Data to process:
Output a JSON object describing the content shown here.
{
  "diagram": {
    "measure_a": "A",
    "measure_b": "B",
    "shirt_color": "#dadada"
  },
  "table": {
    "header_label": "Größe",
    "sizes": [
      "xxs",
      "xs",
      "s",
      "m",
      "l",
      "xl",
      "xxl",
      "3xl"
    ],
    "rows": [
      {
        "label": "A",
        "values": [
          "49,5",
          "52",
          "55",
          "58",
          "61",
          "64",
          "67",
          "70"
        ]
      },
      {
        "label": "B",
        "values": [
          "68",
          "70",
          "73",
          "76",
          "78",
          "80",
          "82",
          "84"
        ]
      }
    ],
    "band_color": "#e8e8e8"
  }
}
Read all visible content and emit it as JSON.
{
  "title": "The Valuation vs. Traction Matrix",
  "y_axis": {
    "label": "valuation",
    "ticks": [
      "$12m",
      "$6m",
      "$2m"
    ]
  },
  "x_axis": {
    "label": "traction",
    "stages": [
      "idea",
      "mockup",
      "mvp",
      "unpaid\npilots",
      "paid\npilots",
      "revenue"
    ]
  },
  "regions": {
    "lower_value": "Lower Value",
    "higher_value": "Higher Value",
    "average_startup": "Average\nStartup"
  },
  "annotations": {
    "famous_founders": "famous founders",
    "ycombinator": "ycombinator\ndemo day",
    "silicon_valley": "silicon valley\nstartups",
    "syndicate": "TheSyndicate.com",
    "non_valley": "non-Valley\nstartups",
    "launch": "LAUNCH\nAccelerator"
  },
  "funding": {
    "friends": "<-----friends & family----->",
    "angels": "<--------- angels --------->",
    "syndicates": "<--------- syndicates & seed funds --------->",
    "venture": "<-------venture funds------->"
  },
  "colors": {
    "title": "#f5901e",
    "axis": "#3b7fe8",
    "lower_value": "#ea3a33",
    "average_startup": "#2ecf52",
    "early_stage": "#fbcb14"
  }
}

Short problem: Copy each line of the records that contains the word "nstartups".

Answer to this problem:
    "silicon_valley": "silicon valley\nstartups",
    "non_valley": "non-Valley\nstartups",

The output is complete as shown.